Short task: Give a verbatim copy of the lines below, minus the pictures.

Data to process:

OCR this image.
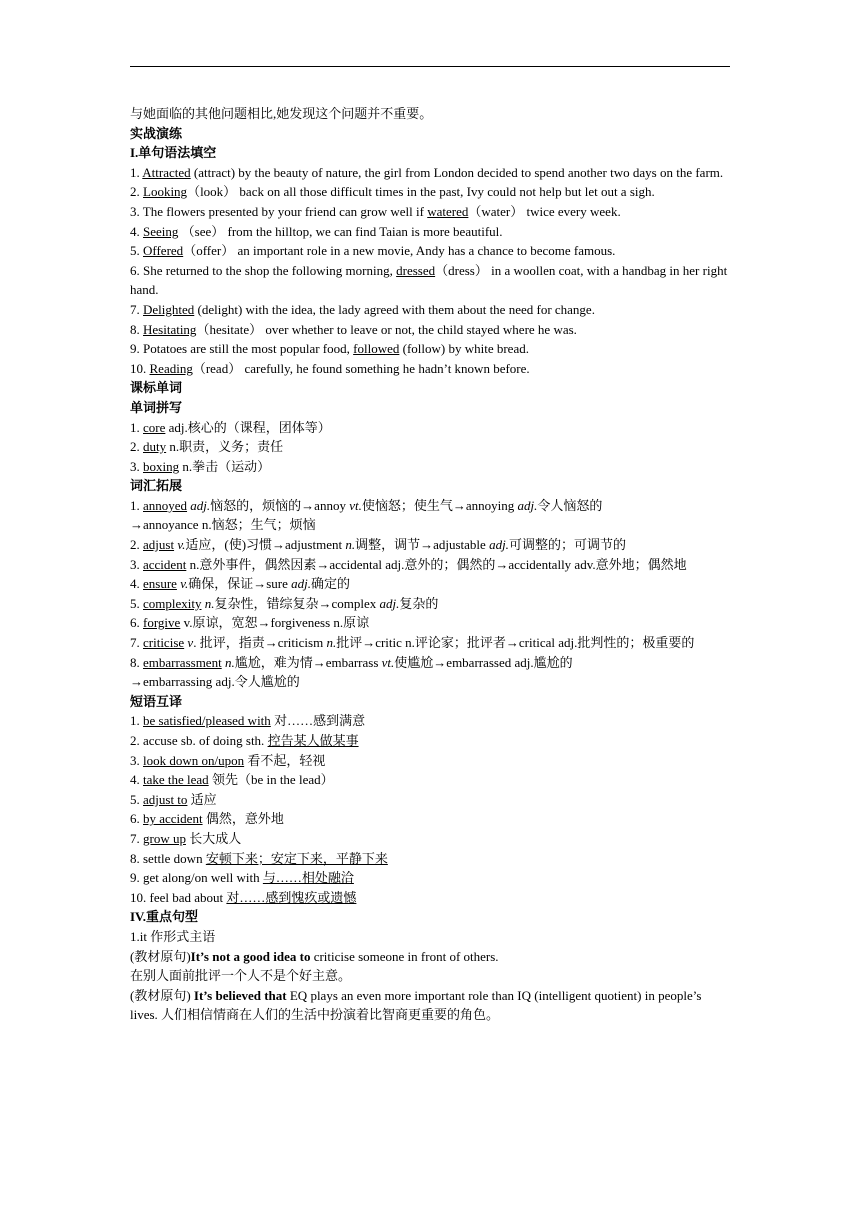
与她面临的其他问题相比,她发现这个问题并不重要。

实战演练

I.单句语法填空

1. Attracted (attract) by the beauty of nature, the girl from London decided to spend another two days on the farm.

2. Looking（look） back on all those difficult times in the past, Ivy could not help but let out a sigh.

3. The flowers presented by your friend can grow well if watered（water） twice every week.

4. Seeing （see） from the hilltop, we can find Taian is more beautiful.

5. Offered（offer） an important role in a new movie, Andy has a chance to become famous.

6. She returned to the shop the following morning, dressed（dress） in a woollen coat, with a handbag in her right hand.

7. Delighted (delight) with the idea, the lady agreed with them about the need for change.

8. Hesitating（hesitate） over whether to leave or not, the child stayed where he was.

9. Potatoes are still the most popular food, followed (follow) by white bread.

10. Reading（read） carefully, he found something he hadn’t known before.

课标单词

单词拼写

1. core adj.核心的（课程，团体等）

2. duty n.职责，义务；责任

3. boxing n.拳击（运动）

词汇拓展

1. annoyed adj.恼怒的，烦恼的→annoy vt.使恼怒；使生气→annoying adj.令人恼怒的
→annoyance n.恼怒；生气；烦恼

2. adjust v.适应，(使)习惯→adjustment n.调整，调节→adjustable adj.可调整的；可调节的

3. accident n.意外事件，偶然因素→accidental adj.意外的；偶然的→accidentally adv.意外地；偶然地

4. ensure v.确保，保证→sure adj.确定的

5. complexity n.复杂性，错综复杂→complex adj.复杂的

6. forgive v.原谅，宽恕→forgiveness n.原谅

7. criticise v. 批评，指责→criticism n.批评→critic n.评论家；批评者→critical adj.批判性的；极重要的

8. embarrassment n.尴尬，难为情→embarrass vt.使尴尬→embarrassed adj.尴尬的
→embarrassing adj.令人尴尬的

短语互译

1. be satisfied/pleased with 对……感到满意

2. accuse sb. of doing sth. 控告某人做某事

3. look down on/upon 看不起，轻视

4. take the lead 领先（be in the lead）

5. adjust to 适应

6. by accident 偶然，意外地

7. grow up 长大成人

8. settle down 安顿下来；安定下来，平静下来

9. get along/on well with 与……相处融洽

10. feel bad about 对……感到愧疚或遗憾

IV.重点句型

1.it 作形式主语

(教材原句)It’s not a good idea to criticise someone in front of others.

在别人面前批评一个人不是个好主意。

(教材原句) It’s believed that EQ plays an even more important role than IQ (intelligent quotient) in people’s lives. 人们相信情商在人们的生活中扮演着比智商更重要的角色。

Finished answer:
OCR this image.
与她面临的其他问题相比,她发现这个问题并不重要。

实战演练

I.单句语法填空

1. Attracted (attract) by the beauty of nature, the girl from London decided to spend another two days on the farm.

2. Looking（look） back on all those difficult times in the past, Ivy could not help but let out a sigh.

3. The flowers presented by your friend can grow well if watered（water） twice every week.

4. Seeing （see） from the hilltop, we can find Taian is more beautiful.

5. Offered（offer） an important role in a new movie, Andy has a chance to become famous.

6. She returned to the shop the following morning, dressed（dress） in a woollen coat, with a handbag in her right hand.

7. Delighted (delight) with the idea, the lady agreed with them about the need for change.

8. Hesitating（hesitate） over whether to leave or not, the child stayed where he was.

9. Potatoes are still the most popular food, followed (follow) by white bread.

10. Reading（read） carefully, he found something he hadn’t known before.

课标单词

单词拼写

1. core adj.核心的（课程，团体等）

2. duty n.职责，义务；责任

3. boxing n.拳击（运动）

词汇拓展

1. annoyed adj.恼怒的，烦恼的→annoy vt.使恼怒；使生气→annoying adj.令人恼怒的
→annoyance n.恼怒；生气；烦恼

2. adjust v.适应，(使)习惯→adjustment n.调整，调节→adjustable adj.可调整的；可调节的

3. accident n.意外事件，偶然因素→accidental adj.意外的；偶然的→accidentally adv.意外地；偶然地

4. ensure v.确保，保证→sure adj.确定的

5. complexity n.复杂性，错综复杂→complex adj.复杂的

6. forgive v.原谅，宽恕→forgiveness n.原谅

7. criticise v. 批评，指责→criticism n.批评→critic n.评论家；批评者→critical adj.批判性的；极重要的

8. embarrassment n.尴尬，难为情→embarrass vt.使尴尬→embarrassed adj.尴尬的
→embarrassing adj.令人尴尬的

短语互译

1. be satisfied/pleased with 对……感到满意

2. accuse sb. of doing sth. 控告某人做某事

3. look down on/upon 看不起，轻视

4. take the lead 领先（be in the lead）

5. adjust to 适应

6. by accident 偶然，意外地

7. grow up 长大成人

8. settle down 安顿下来；安定下来，平静下来

9. get along/on well with 与……相处融洽

10. feel bad about 对……感到愧疚或遗憾

IV.重点句型

1.it 作形式主语

(教材原句)It’s not a good idea to criticise someone in front of others.

在别人面前批评一个人不是个好主意。

(教材原句) It’s believed that EQ plays an even more important role than IQ (intelligent quotient) in people’s lives. 人们相信情商在人们的生活中扮演着比智商更重要的角色。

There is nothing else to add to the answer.